> [Problem to work on]: Extract the listing in its entirety, keeping each line identical to the original.

> [Excerpted data]:

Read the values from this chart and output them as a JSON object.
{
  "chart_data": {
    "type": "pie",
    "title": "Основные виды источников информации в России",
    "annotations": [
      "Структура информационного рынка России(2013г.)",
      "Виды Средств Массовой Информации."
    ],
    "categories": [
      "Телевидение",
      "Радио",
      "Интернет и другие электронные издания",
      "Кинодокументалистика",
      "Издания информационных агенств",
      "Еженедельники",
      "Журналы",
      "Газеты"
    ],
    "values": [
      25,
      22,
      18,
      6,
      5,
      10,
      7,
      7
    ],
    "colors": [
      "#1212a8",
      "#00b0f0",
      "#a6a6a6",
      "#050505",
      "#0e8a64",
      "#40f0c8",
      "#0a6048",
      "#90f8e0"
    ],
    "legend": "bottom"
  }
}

> [Exercise solution]:
Read the values from this chart and output them as a JSON object.
{
  "chart_data": {
    "type": "pie",
    "title": "Основные виды источников информации в России",
    "annotations": [
      "Структура информационного рынка России(2013г.)",
      "Виды Средств Массовой Информации."
    ],
    "categories": [
      "Телевидение",
      "Радио",
      "Интернет и другие электронные издания",
      "Кинодокументалистика",
      "Издания информационных агенств",
      "Еженедельники",
      "Журналы",
      "Газеты"
    ],
    "values": [
      25,
      22,
      18,
      6,
      5,
      10,
      7,
      7
    ],
    "colors": [
      "#1212a8",
      "#00b0f0",
      "#a6a6a6",
      "#050505",
      "#0e8a64",
      "#40f0c8",
      "#0a6048",
      "#90f8e0"
    ],
    "legend": "bottom"
  }
}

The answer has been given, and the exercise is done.